TO DO – Every line of the listing must be reproduced as it stands. Leave the images behind.

----- EXCERPTED RECORDS

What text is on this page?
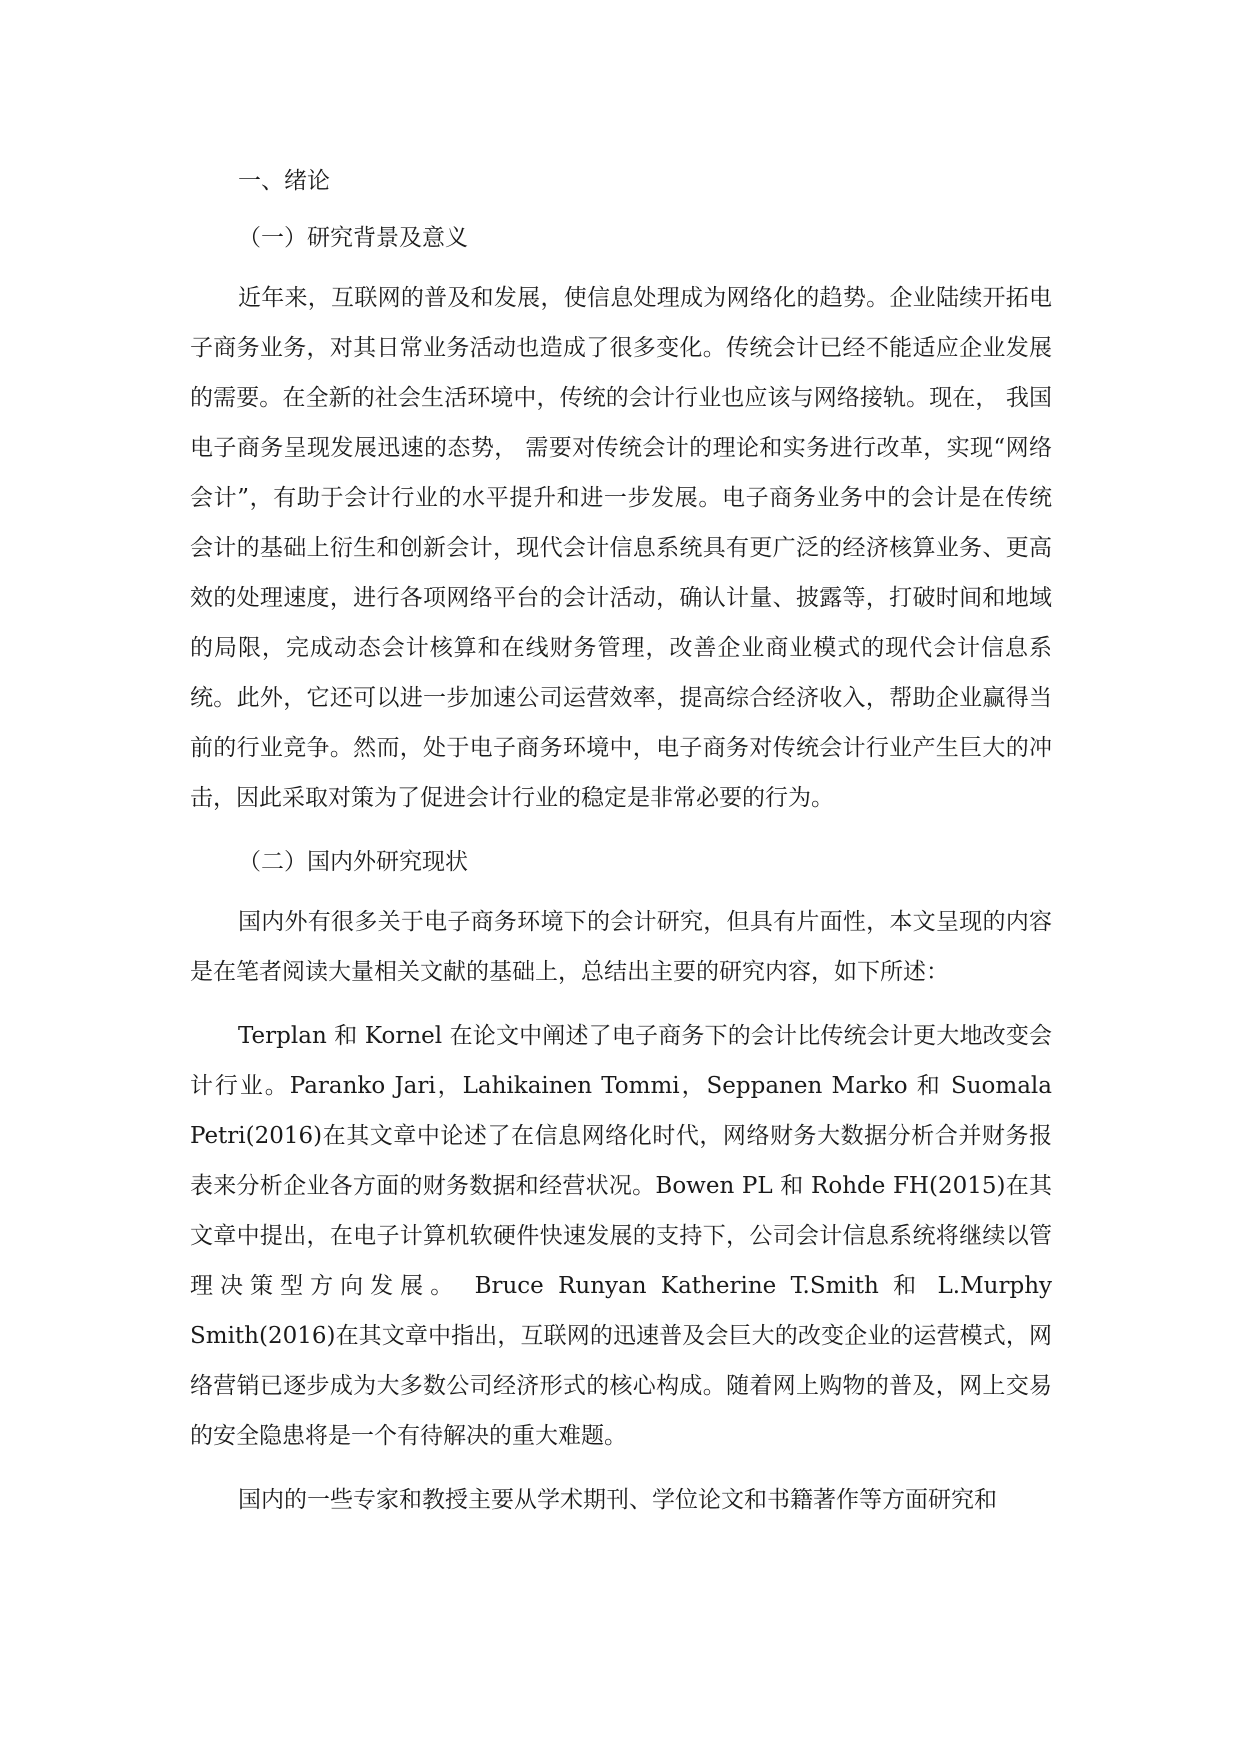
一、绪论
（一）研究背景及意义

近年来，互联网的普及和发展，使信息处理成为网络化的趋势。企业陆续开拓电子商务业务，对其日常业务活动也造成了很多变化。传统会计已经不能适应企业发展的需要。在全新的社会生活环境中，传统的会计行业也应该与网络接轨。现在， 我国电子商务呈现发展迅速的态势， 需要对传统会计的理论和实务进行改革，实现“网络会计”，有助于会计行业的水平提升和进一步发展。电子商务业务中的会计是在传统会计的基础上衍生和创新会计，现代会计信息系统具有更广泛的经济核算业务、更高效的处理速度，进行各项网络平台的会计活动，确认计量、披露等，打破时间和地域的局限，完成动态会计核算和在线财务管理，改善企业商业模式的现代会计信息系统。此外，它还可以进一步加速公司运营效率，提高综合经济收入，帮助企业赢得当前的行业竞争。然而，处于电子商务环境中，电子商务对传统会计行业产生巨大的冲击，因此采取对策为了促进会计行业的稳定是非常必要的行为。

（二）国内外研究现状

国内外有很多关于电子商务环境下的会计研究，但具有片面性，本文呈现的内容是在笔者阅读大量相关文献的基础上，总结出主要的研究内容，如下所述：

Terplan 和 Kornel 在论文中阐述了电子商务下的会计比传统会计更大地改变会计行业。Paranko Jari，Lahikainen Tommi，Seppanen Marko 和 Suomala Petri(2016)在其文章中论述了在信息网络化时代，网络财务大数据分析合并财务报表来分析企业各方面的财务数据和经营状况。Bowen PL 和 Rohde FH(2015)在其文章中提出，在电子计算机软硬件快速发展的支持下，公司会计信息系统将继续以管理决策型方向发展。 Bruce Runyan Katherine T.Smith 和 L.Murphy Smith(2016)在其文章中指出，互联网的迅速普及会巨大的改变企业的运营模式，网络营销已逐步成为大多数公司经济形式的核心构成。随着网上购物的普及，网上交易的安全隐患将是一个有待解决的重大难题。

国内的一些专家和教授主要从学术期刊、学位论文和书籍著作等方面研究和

----------

COMPLETE OUTPUT –
What text is on this page?
一、绪论
（一）研究背景及意义

近年来，互联网的普及和发展，使信息处理成为网络化的趋势。企业陆续开拓电子商务业务，对其日常业务活动也造成了很多变化。传统会计已经不能适应企业发展的需要。在全新的社会生活环境中，传统的会计行业也应该与网络接轨。现在， 我国电子商务呈现发展迅速的态势， 需要对传统会计的理论和实务进行改革，实现“网络会计”，有助于会计行业的水平提升和进一步发展。电子商务业务中的会计是在传统会计的基础上衍生和创新会计，现代会计信息系统具有更广泛的经济核算业务、更高效的处理速度，进行各项网络平台的会计活动，确认计量、披露等，打破时间和地域的局限，完成动态会计核算和在线财务管理，改善企业商业模式的现代会计信息系统。此外，它还可以进一步加速公司运营效率，提高综合经济收入，帮助企业赢得当前的行业竞争。然而，处于电子商务环境中，电子商务对传统会计行业产生巨大的冲击，因此采取对策为了促进会计行业的稳定是非常必要的行为。

（二）国内外研究现状

国内外有很多关于电子商务环境下的会计研究，但具有片面性，本文呈现的内容是在笔者阅读大量相关文献的基础上，总结出主要的研究内容，如下所述：

Terplan 和 Kornel 在论文中阐述了电子商务下的会计比传统会计更大地改变会计行业。Paranko Jari，Lahikainen Tommi，Seppanen Marko 和 Suomala Petri(2016)在其文章中论述了在信息网络化时代，网络财务大数据分析合并财务报表来分析企业各方面的财务数据和经营状况。Bowen PL 和 Rohde FH(2015)在其文章中提出，在电子计算机软硬件快速发展的支持下，公司会计信息系统将继续以管理决策型方向发展。 Bruce Runyan Katherine T.Smith 和 L.Murphy Smith(2016)在其文章中指出，互联网的迅速普及会巨大的改变企业的运营模式，网络营销已逐步成为大多数公司经济形式的核心构成。随着网上购物的普及，网上交易的安全隐患将是一个有待解决的重大难题。

国内的一些专家和教授主要从学术期刊、学位论文和书籍著作等方面研究和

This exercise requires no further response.